Written problem. Don't copy the pictures; return every other part of the records exactly.

————————

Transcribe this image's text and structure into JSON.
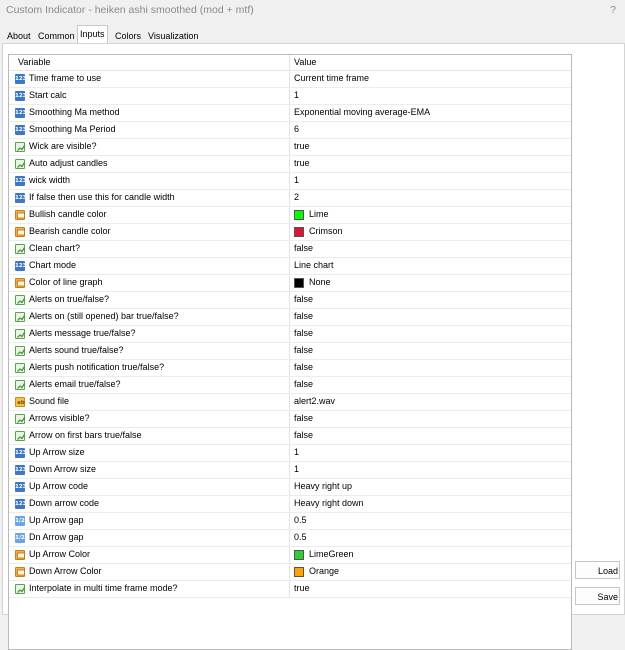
{
  "window": {
    "title": "Custom Indicator - heiken ashi smoothed (mod + mtf)",
    "help": "?"
  },
  "tabs": [
    {
      "label": "About",
      "active": false
    },
    {
      "label": "Common",
      "active": false
    },
    {
      "label": "Inputs",
      "active": true
    },
    {
      "label": "Colors",
      "active": false
    },
    {
      "label": "Visualization",
      "active": false
    }
  ],
  "grid": {
    "headers": {
      "variable": "Variable",
      "value": "Value"
    },
    "rows": [
      {
        "icon": "int-icon",
        "name": "Time frame to use",
        "value": "Current time frame"
      },
      {
        "icon": "int-icon",
        "name": "Start calc",
        "value": "1"
      },
      {
        "icon": "int-icon",
        "name": "Smoothing Ma method",
        "value": "Exponential moving average-EMA"
      },
      {
        "icon": "int-icon",
        "name": "Smoothing Ma Period",
        "value": "6"
      },
      {
        "icon": "bool-icon",
        "name": "Wick are visible?",
        "value": "true"
      },
      {
        "icon": "bool-icon",
        "name": "Auto adjust candles",
        "value": "true"
      },
      {
        "icon": "int-icon",
        "name": "wick width",
        "value": "1"
      },
      {
        "icon": "int-icon",
        "name": "If  false then use this for candle width",
        "value": "2"
      },
      {
        "icon": "color-icon",
        "name": "Bullish candle  color",
        "value": "Lime",
        "swatch": "#00ff00"
      },
      {
        "icon": "color-icon",
        "name": "Bearish candle  color",
        "value": "Crimson",
        "swatch": "#dc143c"
      },
      {
        "icon": "bool-icon",
        "name": "Clean chart?",
        "value": "false"
      },
      {
        "icon": "int-icon",
        "name": "Chart mode",
        "value": "Line chart"
      },
      {
        "icon": "color-icon",
        "name": "Color of line graph",
        "value": "None",
        "swatch": "#000000"
      },
      {
        "icon": "bool-icon",
        "name": "Alerts on true/false?",
        "value": "false"
      },
      {
        "icon": "bool-icon",
        "name": "Alerts on (still opened) bar true/false?",
        "value": "false"
      },
      {
        "icon": "bool-icon",
        "name": "Alerts message true/false?",
        "value": "false"
      },
      {
        "icon": "bool-icon",
        "name": "Alerts sound true/false?",
        "value": "false"
      },
      {
        "icon": "bool-icon",
        "name": "Alerts push notification true/false?",
        "value": "false"
      },
      {
        "icon": "bool-icon",
        "name": "Alerts email true/false?",
        "value": "false"
      },
      {
        "icon": "string-icon",
        "name": "Sound file",
        "value": "alert2.wav"
      },
      {
        "icon": "bool-icon",
        "name": "Arrows visible?",
        "value": "false"
      },
      {
        "icon": "bool-icon",
        "name": "Arrow on first bars true/false",
        "value": "false"
      },
      {
        "icon": "int-icon",
        "name": "Up Arrow size",
        "value": "1"
      },
      {
        "icon": "int-icon",
        "name": "Down Arrow size",
        "value": "1"
      },
      {
        "icon": "int-icon",
        "name": "Up Arrow code",
        "value": "Heavy right up"
      },
      {
        "icon": "int-icon",
        "name": "Down arrow code",
        "value": "Heavy right down"
      },
      {
        "icon": "double-icon",
        "name": "Up Arrow gap",
        "value": "0.5"
      },
      {
        "icon": "double-icon",
        "name": "Dn Arrow gap",
        "value": "0.5"
      },
      {
        "icon": "color-icon",
        "name": "Up Arrow Color",
        "value": "LimeGreen",
        "swatch": "#32cd32"
      },
      {
        "icon": "color-icon",
        "name": "Down Arrow Color",
        "value": "Orange",
        "swatch": "#ffa500"
      },
      {
        "icon": "bool-icon",
        "name": "Interpolate in multi time frame mode?",
        "value": "true"
      }
    ]
  },
  "buttons": {
    "load": "Load",
    "save": "Save"
  },
  "icon_glyphs": {
    "int-icon": "123",
    "double-icon": "1/2",
    "string-icon": "ab"
  }
}
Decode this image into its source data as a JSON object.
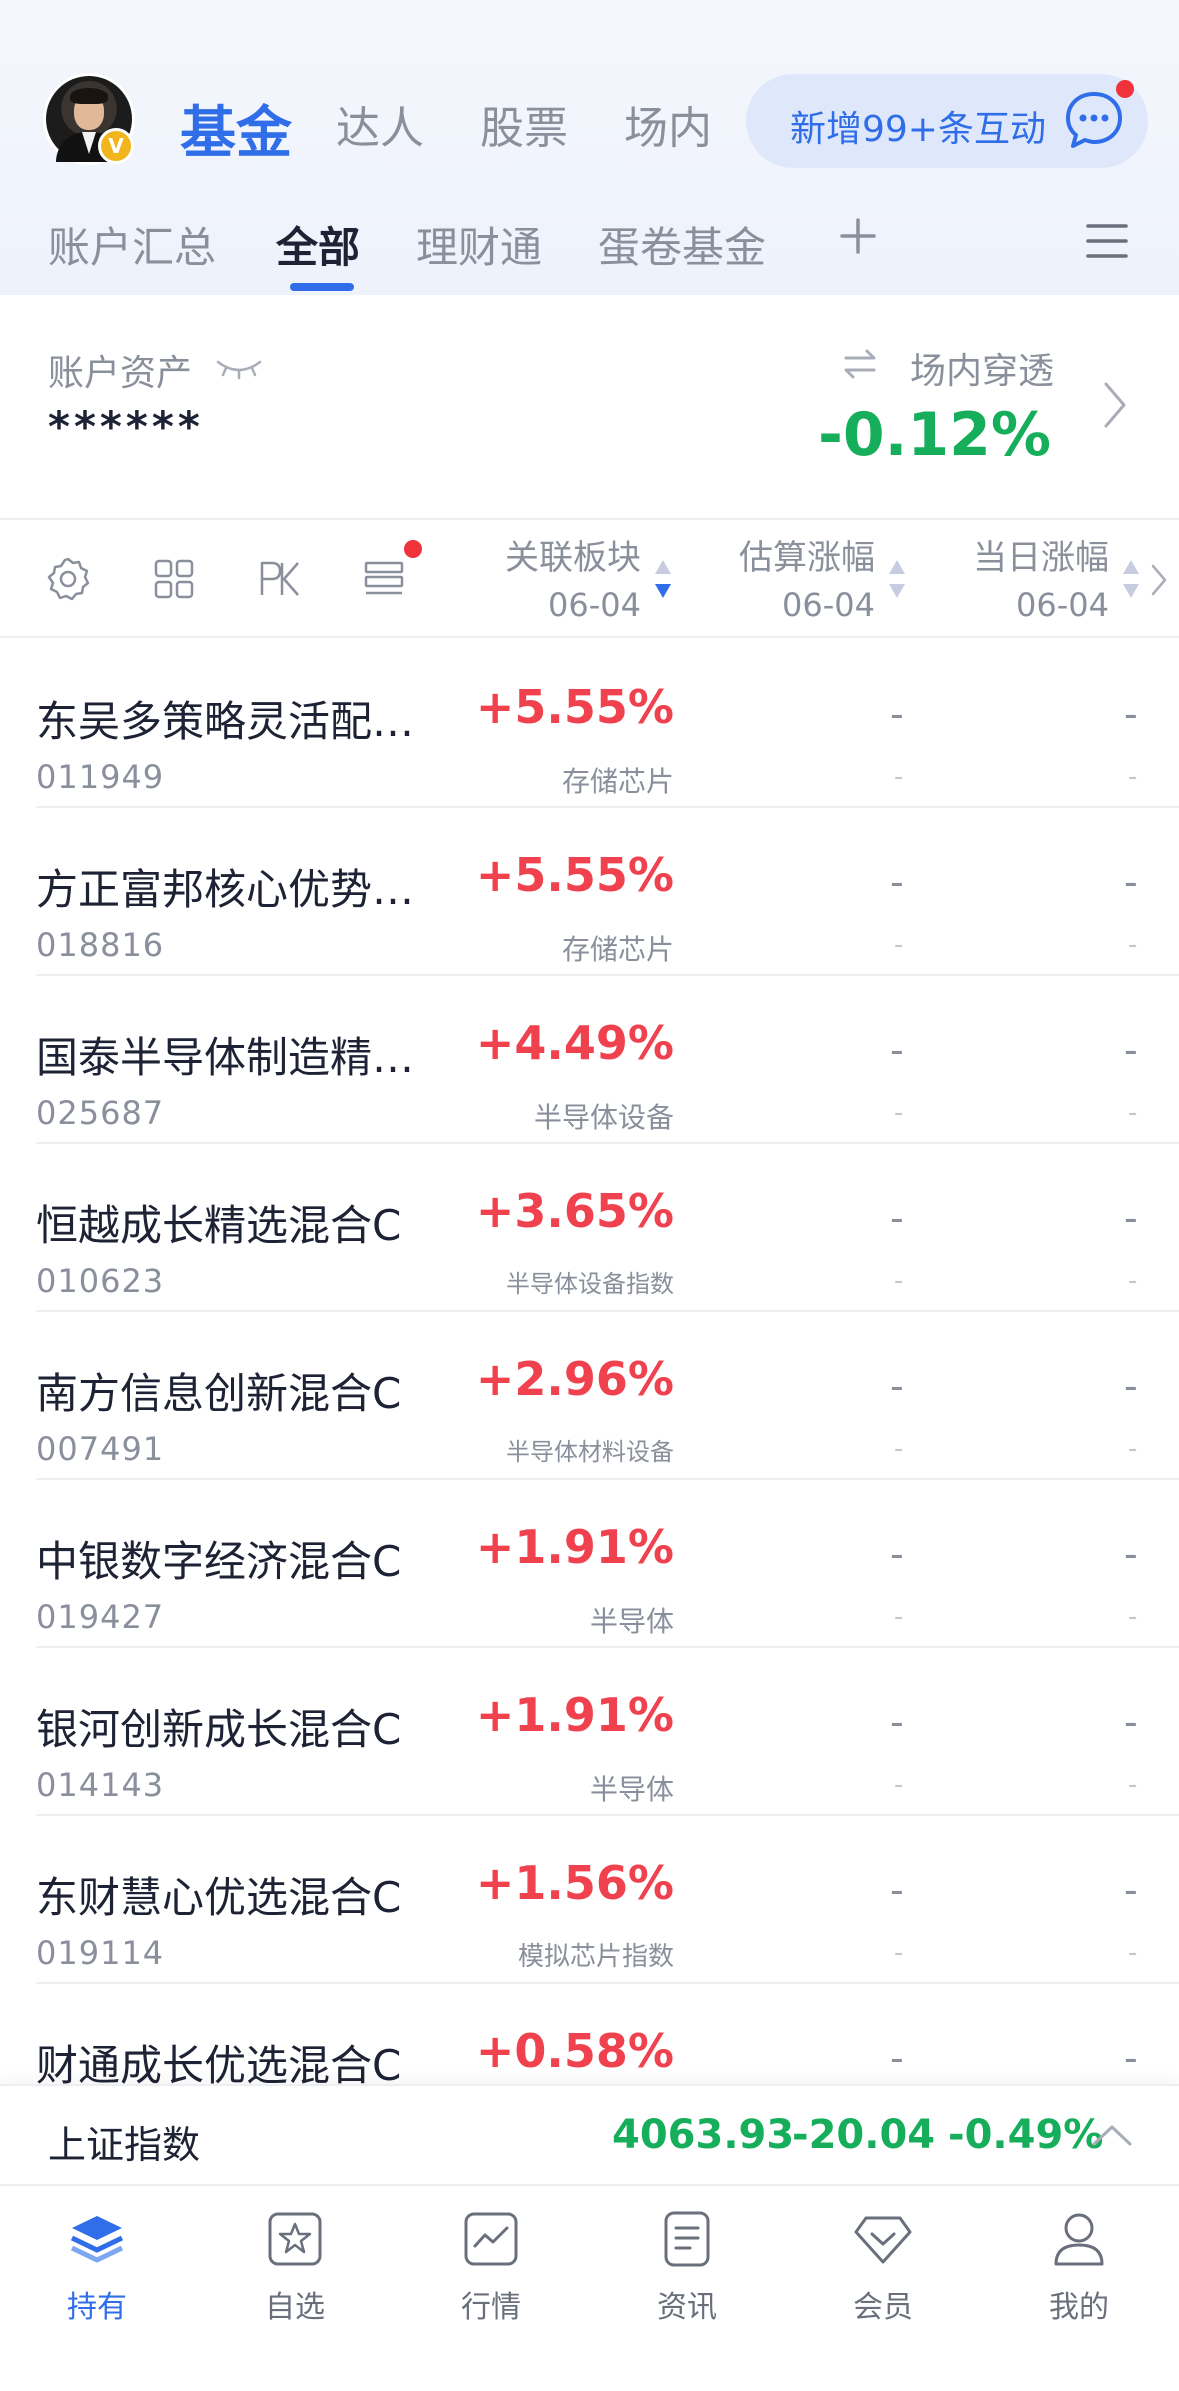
{
  "header": {
    "badge": "V",
    "main_tabs": [
      {
        "label": "基金",
        "active": true
      },
      {
        "label": "达人"
      },
      {
        "label": "股票"
      },
      {
        "label": "场内"
      }
    ],
    "interaction_pill": "新增99+条互动",
    "sub_tabs": [
      {
        "label": "账户汇总"
      },
      {
        "label": "全部",
        "active": true
      },
      {
        "label": "理财通"
      },
      {
        "label": "蛋卷基金"
      }
    ]
  },
  "asset": {
    "label": "账户资产",
    "value": "******",
    "penetration_label": "场内穿透",
    "penetration_value": "-0.12%"
  },
  "columns": [
    {
      "title": "关联板块",
      "date": "06-04"
    },
    {
      "title": "估算涨幅",
      "date": "06-04"
    },
    {
      "title": "当日涨幅",
      "date": "06-04"
    }
  ],
  "funds": [
    {
      "name": "东吴多策略灵活配…",
      "code": "011949",
      "change": "+5.55%",
      "sector": "存储芯片"
    },
    {
      "name": "方正富邦核心优势…",
      "code": "018816",
      "change": "+5.55%",
      "sector": "存储芯片"
    },
    {
      "name": "国泰半导体制造精…",
      "code": "025687",
      "change": "+4.49%",
      "sector": "半导体设备"
    },
    {
      "name": "恒越成长精选混合C",
      "code": "010623",
      "change": "+3.65%",
      "sector": "半导体设备指数"
    },
    {
      "name": "南方信息创新混合C",
      "code": "007491",
      "change": "+2.96%",
      "sector": "半导体材料设备"
    },
    {
      "name": "中银数字经济混合C",
      "code": "019427",
      "change": "+1.91%",
      "sector": "半导体"
    },
    {
      "name": "银河创新成长混合C",
      "code": "014143",
      "change": "+1.91%",
      "sector": "半导体"
    },
    {
      "name": "东财慧心优选混合C",
      "code": "019114",
      "change": "+1.56%",
      "sector": "模拟芯片指数"
    },
    {
      "name": "财通成长优选混合C",
      "code": "",
      "change": "+0.58%",
      "sector": ""
    }
  ],
  "placeholder_dash": "-",
  "index": {
    "name": "上证指数",
    "value": "4063.93",
    "change": "-20.04",
    "pct": "-0.49%"
  },
  "bottom_nav": [
    {
      "label": "持有",
      "active": true
    },
    {
      "label": "自选"
    },
    {
      "label": "行情"
    },
    {
      "label": "资讯"
    },
    {
      "label": "会员"
    },
    {
      "label": "我的"
    }
  ],
  "colors": {
    "accent": "#2f6ee8",
    "up": "#f0424e",
    "down": "#16ad5b",
    "muted": "#8a8f9c"
  }
}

————————

Result of the exercise.
Transcribe this image's text and structure into JSON.
{
  "window": {
    "title": "Custom Indicator - heiken ashi smoothed (mod + mtf)",
    "help": "?"
  },
  "tabs": [
    {
      "label": "About",
      "active": false
    },
    {
      "label": "Common",
      "active": false
    },
    {
      "label": "Inputs",
      "active": true
    },
    {
      "label": "Colors",
      "active": false
    },
    {
      "label": "Visualization",
      "active": false
    }
  ],
  "grid": {
    "headers": {
      "variable": "Variable",
      "value": "Value"
    },
    "rows": [
      {
        "icon": "int-icon",
        "name": "Time frame to use",
        "value": "Current time frame"
      },
      {
        "icon": "int-icon",
        "name": "Start calc",
        "value": "1"
      },
      {
        "icon": "int-icon",
        "name": "Smoothing Ma method",
        "value": "Exponential moving average-EMA"
      },
      {
        "icon": "int-icon",
        "name": "Smoothing Ma Period",
        "value": "6"
      },
      {
        "icon": "bool-icon",
        "name": "Wick are visible?",
        "value": "true"
      },
      {
        "icon": "bool-icon",
        "name": "Auto adjust candles",
        "value": "true"
      },
      {
        "icon": "int-icon",
        "name": "wick width",
        "value": "1"
      },
      {
        "icon": "int-icon",
        "name": "If  false then use this for candle width",
        "value": "2"
      },
      {
        "icon": "color-icon",
        "name": "Bullish candle  color",
        "value": "Lime",
        "swatch": "#00ff00"
      },
      {
        "icon": "color-icon",
        "name": "Bearish candle  color",
        "value": "Crimson",
        "swatch": "#dc143c"
      },
      {
        "icon": "bool-icon",
        "name": "Clean chart?",
        "value": "false"
      },
      {
        "icon": "int-icon",
        "name": "Chart mode",
        "value": "Line chart"
      },
      {
        "icon": "color-icon",
        "name": "Color of line graph",
        "value": "None",
        "swatch": "#000000"
      },
      {
        "icon": "bool-icon",
        "name": "Alerts on true/false?",
        "value": "false"
      },
      {
        "icon": "bool-icon",
        "name": "Alerts on (still opened) bar true/false?",
        "value": "false"
      },
      {
        "icon": "bool-icon",
        "name": "Alerts message true/false?",
        "value": "false"
      },
      {
        "icon": "bool-icon",
        "name": "Alerts sound true/false?",
        "value": "false"
      },
      {
        "icon": "bool-icon",
        "name": "Alerts push notification true/false?",
        "value": "false"
      },
      {
        "icon": "bool-icon",
        "name": "Alerts email true/false?",
        "value": "false"
      },
      {
        "icon": "string-icon",
        "name": "Sound file",
        "value": "alert2.wav"
      },
      {
        "icon": "bool-icon",
        "name": "Arrows visible?",
        "value": "false"
      },
      {
        "icon": "bool-icon",
        "name": "Arrow on first bars true/false",
        "value": "false"
      },
      {
        "icon": "int-icon",
        "name": "Up Arrow size",
        "value": "1"
      },
      {
        "icon": "int-icon",
        "name": "Down Arrow size",
        "value": "1"
      },
      {
        "icon": "int-icon",
        "name": "Up Arrow code",
        "value": "Heavy right up"
      },
      {
        "icon": "int-icon",
        "name": "Down arrow code",
        "value": "Heavy right down"
      },
      {
        "icon": "double-icon",
        "name": "Up Arrow gap",
        "value": "0.5"
      },
      {
        "icon": "double-icon",
        "name": "Dn Arrow gap",
        "value": "0.5"
      },
      {
        "icon": "color-icon",
        "name": "Up Arrow Color",
        "value": "LimeGreen",
        "swatch": "#32cd32"
      },
      {
        "icon": "color-icon",
        "name": "Down Arrow Color",
        "value": "Orange",
        "swatch": "#ffa500"
      },
      {
        "icon": "bool-icon",
        "name": "Interpolate in multi time frame mode?",
        "value": "true"
      }
    ]
  },
  "buttons": {
    "load": "Load",
    "save": "Save"
  },
  "icon_glyphs": {
    "int-icon": "123",
    "double-icon": "1/2",
    "string-icon": "ab"
  }
}
Decode this image into its source data as a JSON object.
{
  "header": {
    "badge": "V",
    "main_tabs": [
      {
        "label": "基金",
        "active": true
      },
      {
        "label": "达人"
      },
      {
        "label": "股票"
      },
      {
        "label": "场内"
      }
    ],
    "interaction_pill": "新增99+条互动",
    "sub_tabs": [
      {
        "label": "账户汇总"
      },
      {
        "label": "全部",
        "active": true
      },
      {
        "label": "理财通"
      },
      {
        "label": "蛋卷基金"
      }
    ]
  },
  "asset": {
    "label": "账户资产",
    "value": "******",
    "penetration_label": "场内穿透",
    "penetration_value": "-0.12%"
  },
  "columns": [
    {
      "title": "关联板块",
      "date": "06-04"
    },
    {
      "title": "估算涨幅",
      "date": "06-04"
    },
    {
      "title": "当日涨幅",
      "date": "06-04"
    }
  ],
  "funds": [
    {
      "name": "东吴多策略灵活配…",
      "code": "011949",
      "change": "+5.55%",
      "sector": "存储芯片"
    },
    {
      "name": "方正富邦核心优势…",
      "code": "018816",
      "change": "+5.55%",
      "sector": "存储芯片"
    },
    {
      "name": "国泰半导体制造精…",
      "code": "025687",
      "change": "+4.49%",
      "sector": "半导体设备"
    },
    {
      "name": "恒越成长精选混合C",
      "code": "010623",
      "change": "+3.65%",
      "sector": "半导体设备指数"
    },
    {
      "name": "南方信息创新混合C",
      "code": "007491",
      "change": "+2.96%",
      "sector": "半导体材料设备"
    },
    {
      "name": "中银数字经济混合C",
      "code": "019427",
      "change": "+1.91%",
      "sector": "半导体"
    },
    {
      "name": "银河创新成长混合C",
      "code": "014143",
      "change": "+1.91%",
      "sector": "半导体"
    },
    {
      "name": "东财慧心优选混合C",
      "code": "019114",
      "change": "+1.56%",
      "sector": "模拟芯片指数"
    },
    {
      "name": "财通成长优选混合C",
      "code": "",
      "change": "+0.58%",
      "sector": ""
    }
  ],
  "placeholder_dash": "-",
  "index": {
    "name": "上证指数",
    "value": "4063.93",
    "change": "-20.04",
    "pct": "-0.49%"
  },
  "bottom_nav": [
    {
      "label": "持有",
      "active": true
    },
    {
      "label": "自选"
    },
    {
      "label": "行情"
    },
    {
      "label": "资讯"
    },
    {
      "label": "会员"
    },
    {
      "label": "我的"
    }
  ],
  "colors": {
    "accent": "#2f6ee8",
    "up": "#f0424e",
    "down": "#16ad5b",
    "muted": "#8a8f9c"
  }
}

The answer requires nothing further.